Your instructions: Every entry that follows needs to be repeated exactly.

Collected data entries
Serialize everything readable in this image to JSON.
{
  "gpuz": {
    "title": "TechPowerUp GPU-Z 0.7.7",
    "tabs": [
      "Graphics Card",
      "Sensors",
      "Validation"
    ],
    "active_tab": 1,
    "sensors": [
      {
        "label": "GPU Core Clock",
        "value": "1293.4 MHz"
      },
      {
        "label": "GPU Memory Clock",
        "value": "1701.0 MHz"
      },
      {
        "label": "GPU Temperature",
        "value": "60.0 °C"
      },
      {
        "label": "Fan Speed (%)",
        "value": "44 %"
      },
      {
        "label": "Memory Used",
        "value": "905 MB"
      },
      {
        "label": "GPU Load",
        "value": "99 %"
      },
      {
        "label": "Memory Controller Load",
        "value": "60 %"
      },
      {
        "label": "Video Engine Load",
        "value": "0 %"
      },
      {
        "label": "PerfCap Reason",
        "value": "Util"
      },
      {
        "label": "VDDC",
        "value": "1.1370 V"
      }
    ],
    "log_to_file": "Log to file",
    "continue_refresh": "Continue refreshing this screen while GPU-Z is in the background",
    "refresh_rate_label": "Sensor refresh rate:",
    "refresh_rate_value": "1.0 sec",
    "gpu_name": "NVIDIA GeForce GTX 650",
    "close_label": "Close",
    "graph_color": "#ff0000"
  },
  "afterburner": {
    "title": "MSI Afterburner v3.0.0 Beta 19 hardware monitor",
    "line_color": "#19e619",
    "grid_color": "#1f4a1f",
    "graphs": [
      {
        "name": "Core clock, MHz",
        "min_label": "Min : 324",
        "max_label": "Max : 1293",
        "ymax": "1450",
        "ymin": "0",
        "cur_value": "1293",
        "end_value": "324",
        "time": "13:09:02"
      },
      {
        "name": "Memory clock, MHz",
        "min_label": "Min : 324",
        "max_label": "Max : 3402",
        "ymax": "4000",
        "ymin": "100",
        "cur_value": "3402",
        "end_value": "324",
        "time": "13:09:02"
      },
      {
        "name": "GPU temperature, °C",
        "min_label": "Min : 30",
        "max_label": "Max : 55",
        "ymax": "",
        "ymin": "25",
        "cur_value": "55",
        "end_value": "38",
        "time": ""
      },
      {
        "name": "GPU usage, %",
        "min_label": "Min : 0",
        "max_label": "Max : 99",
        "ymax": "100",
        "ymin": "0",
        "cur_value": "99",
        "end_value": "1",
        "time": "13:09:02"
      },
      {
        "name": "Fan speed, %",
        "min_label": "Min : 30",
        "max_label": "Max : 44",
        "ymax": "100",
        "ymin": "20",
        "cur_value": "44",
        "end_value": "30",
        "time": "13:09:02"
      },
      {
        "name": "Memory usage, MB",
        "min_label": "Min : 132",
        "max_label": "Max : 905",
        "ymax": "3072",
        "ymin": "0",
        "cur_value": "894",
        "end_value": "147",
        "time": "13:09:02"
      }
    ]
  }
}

Reply:
Serialize everything readable in this image to JSON.
{
  "gpuz": {
    "title": "TechPowerUp GPU-Z 0.7.7",
    "tabs": [
      "Graphics Card",
      "Sensors",
      "Validation"
    ],
    "active_tab": 1,
    "sensors": [
      {
        "label": "GPU Core Clock",
        "value": "1293.4 MHz"
      },
      {
        "label": "GPU Memory Clock",
        "value": "1701.0 MHz"
      },
      {
        "label": "GPU Temperature",
        "value": "60.0 °C"
      },
      {
        "label": "Fan Speed (%)",
        "value": "44 %"
      },
      {
        "label": "Memory Used",
        "value": "905 MB"
      },
      {
        "label": "GPU Load",
        "value": "99 %"
      },
      {
        "label": "Memory Controller Load",
        "value": "60 %"
      },
      {
        "label": "Video Engine Load",
        "value": "0 %"
      },
      {
        "label": "PerfCap Reason",
        "value": "Util"
      },
      {
        "label": "VDDC",
        "value": "1.1370 V"
      }
    ],
    "log_to_file": "Log to file",
    "continue_refresh": "Continue refreshing this screen while GPU-Z is in the background",
    "refresh_rate_label": "Sensor refresh rate:",
    "refresh_rate_value": "1.0 sec",
    "gpu_name": "NVIDIA GeForce GTX 650",
    "close_label": "Close",
    "graph_color": "#ff0000"
  },
  "afterburner": {
    "title": "MSI Afterburner v3.0.0 Beta 19 hardware monitor",
    "line_color": "#19e619",
    "grid_color": "#1f4a1f",
    "graphs": [
      {
        "name": "Core clock, MHz",
        "min_label": "Min : 324",
        "max_label": "Max : 1293",
        "ymax": "1450",
        "ymin": "0",
        "cur_value": "1293",
        "end_value": "324",
        "time": "13:09:02"
      },
      {
        "name": "Memory clock, MHz",
        "min_label": "Min : 324",
        "max_label": "Max : 3402",
        "ymax": "4000",
        "ymin": "100",
        "cur_value": "3402",
        "end_value": "324",
        "time": "13:09:02"
      },
      {
        "name": "GPU temperature, °C",
        "min_label": "Min : 30",
        "max_label": "Max : 55",
        "ymax": "",
        "ymin": "25",
        "cur_value": "55",
        "end_value": "38",
        "time": ""
      },
      {
        "name": "GPU usage, %",
        "min_label": "Min : 0",
        "max_label": "Max : 99",
        "ymax": "100",
        "ymin": "0",
        "cur_value": "99",
        "end_value": "1",
        "time": "13:09:02"
      },
      {
        "name": "Fan speed, %",
        "min_label": "Min : 30",
        "max_label": "Max : 44",
        "ymax": "100",
        "ymin": "20",
        "cur_value": "44",
        "end_value": "30",
        "time": "13:09:02"
      },
      {
        "name": "Memory usage, MB",
        "min_label": "Min : 132",
        "max_label": "Max : 905",
        "ymax": "3072",
        "ymin": "0",
        "cur_value": "894",
        "end_value": "147",
        "time": "13:09:02"
      }
    ]
  }
}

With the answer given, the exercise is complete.